Find all lines in the records that include the word "треугольника", and copy them out.

○ ○ ○ ○ ○

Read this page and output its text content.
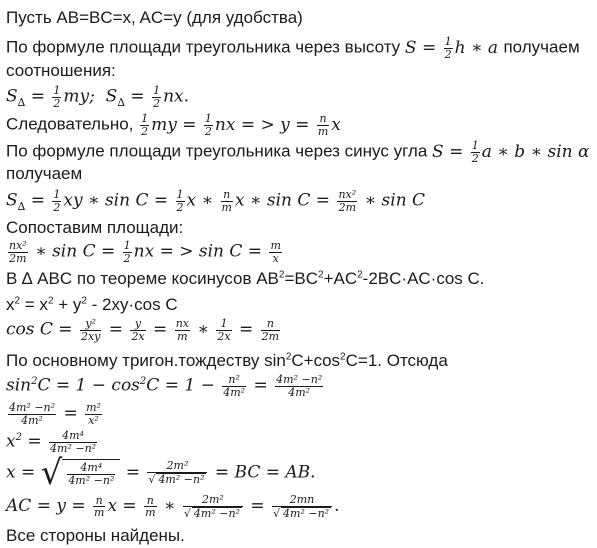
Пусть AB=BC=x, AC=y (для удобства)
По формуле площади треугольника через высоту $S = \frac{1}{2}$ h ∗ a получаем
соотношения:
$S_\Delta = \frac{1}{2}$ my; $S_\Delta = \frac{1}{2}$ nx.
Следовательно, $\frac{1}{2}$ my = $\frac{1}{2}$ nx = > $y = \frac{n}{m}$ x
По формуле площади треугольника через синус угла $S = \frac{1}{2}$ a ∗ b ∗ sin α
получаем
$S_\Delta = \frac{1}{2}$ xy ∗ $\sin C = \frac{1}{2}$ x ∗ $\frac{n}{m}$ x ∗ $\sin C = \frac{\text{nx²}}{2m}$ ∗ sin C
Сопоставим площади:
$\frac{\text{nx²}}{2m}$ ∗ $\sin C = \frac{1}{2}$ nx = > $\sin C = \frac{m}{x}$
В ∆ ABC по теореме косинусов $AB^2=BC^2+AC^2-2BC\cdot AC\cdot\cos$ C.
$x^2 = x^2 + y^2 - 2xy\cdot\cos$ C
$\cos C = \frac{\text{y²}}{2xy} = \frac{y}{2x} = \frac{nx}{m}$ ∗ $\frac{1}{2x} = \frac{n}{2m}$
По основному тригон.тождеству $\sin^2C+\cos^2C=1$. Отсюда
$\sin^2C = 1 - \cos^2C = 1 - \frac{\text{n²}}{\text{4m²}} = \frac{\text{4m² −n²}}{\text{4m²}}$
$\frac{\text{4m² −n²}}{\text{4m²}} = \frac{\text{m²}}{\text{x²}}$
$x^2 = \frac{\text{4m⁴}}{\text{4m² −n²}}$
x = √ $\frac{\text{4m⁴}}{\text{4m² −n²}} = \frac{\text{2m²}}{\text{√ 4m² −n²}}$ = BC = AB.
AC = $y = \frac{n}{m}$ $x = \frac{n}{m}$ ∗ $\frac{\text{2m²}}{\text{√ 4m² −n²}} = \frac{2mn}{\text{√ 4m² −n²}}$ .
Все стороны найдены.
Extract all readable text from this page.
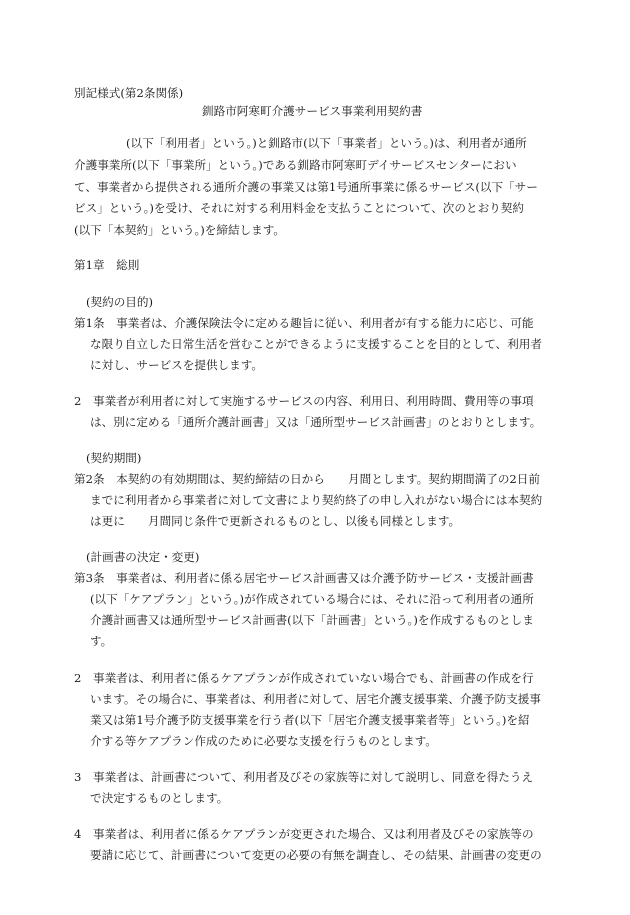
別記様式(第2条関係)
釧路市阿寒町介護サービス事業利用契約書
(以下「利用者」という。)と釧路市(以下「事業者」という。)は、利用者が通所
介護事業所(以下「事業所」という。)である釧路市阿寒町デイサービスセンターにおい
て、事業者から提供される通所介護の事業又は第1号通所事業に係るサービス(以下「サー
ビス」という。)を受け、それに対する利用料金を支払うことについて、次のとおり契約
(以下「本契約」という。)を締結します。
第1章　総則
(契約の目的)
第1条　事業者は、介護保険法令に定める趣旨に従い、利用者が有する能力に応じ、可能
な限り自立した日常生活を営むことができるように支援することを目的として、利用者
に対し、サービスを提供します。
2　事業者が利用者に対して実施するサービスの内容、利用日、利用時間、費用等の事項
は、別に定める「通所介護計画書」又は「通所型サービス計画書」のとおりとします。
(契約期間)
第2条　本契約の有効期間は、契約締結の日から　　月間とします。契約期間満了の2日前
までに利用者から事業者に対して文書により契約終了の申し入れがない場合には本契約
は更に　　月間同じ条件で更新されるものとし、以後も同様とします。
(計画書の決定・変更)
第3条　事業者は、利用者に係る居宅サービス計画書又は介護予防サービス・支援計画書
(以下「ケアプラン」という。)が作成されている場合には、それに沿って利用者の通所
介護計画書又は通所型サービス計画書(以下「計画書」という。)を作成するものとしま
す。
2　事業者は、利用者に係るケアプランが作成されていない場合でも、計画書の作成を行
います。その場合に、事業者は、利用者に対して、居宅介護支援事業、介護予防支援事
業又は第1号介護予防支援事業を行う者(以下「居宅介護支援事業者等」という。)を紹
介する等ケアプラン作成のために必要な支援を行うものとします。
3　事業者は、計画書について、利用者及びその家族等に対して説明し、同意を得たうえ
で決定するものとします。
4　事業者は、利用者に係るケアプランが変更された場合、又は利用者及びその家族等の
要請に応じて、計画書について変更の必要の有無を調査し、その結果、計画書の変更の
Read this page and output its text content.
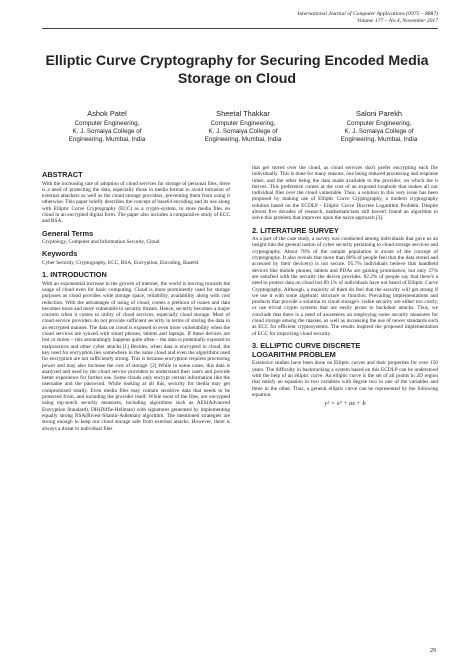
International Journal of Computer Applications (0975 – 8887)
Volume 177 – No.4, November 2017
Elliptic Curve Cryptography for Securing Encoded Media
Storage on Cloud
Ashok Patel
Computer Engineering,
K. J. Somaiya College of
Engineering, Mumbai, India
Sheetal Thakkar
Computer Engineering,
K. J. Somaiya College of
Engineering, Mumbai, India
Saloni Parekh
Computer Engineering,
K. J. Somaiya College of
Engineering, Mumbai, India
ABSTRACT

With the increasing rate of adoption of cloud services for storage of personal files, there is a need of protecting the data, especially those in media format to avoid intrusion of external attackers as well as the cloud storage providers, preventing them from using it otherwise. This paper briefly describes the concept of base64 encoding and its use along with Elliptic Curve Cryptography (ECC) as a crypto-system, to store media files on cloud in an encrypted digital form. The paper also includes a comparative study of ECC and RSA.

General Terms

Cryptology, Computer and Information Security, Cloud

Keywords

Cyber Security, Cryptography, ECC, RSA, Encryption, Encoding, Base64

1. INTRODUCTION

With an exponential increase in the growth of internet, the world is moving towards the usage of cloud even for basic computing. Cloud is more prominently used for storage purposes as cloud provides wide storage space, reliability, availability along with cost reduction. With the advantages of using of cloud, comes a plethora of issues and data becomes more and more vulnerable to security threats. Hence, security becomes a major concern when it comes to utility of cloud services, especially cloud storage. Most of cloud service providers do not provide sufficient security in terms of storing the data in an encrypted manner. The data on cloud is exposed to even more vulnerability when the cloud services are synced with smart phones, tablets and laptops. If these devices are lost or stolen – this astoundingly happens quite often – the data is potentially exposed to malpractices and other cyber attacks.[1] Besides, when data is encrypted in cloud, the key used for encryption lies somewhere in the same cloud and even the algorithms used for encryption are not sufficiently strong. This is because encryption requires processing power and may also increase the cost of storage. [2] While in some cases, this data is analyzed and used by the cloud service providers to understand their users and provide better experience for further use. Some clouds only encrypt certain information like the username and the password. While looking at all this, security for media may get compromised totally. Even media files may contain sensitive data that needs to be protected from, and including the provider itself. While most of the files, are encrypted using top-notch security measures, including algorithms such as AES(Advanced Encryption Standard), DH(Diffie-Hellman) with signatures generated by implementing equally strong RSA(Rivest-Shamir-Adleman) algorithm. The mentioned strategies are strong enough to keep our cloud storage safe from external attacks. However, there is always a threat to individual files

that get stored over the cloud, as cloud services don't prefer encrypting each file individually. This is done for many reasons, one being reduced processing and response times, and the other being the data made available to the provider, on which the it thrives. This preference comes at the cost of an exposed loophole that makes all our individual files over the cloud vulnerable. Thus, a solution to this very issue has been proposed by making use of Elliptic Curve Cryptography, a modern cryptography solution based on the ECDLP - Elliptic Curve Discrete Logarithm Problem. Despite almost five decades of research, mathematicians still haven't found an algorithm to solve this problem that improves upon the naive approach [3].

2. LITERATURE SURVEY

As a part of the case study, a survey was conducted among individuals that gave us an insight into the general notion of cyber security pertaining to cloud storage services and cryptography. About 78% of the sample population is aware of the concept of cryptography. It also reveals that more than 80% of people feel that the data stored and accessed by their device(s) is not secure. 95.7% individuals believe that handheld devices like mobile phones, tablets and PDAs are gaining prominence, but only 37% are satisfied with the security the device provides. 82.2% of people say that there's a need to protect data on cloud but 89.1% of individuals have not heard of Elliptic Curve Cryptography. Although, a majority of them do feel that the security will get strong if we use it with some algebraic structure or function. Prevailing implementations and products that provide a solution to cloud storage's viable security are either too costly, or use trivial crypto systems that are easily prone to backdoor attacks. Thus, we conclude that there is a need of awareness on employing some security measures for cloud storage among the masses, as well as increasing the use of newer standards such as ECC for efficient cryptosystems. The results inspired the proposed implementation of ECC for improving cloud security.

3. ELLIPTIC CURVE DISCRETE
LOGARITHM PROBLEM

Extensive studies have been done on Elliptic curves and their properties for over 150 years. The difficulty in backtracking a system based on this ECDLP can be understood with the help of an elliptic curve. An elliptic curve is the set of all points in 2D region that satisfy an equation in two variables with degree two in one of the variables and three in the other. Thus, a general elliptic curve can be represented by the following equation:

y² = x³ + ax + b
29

○ ○ ○ ○ ○

__Response to the exercise__.
По формуле площади треугольника через высоту $S = \frac{1}{2}$ h ∗ a получаем
По формуле площади треугольника через синус угла $S = \frac{1}{2}$ a ∗ b ∗ sin α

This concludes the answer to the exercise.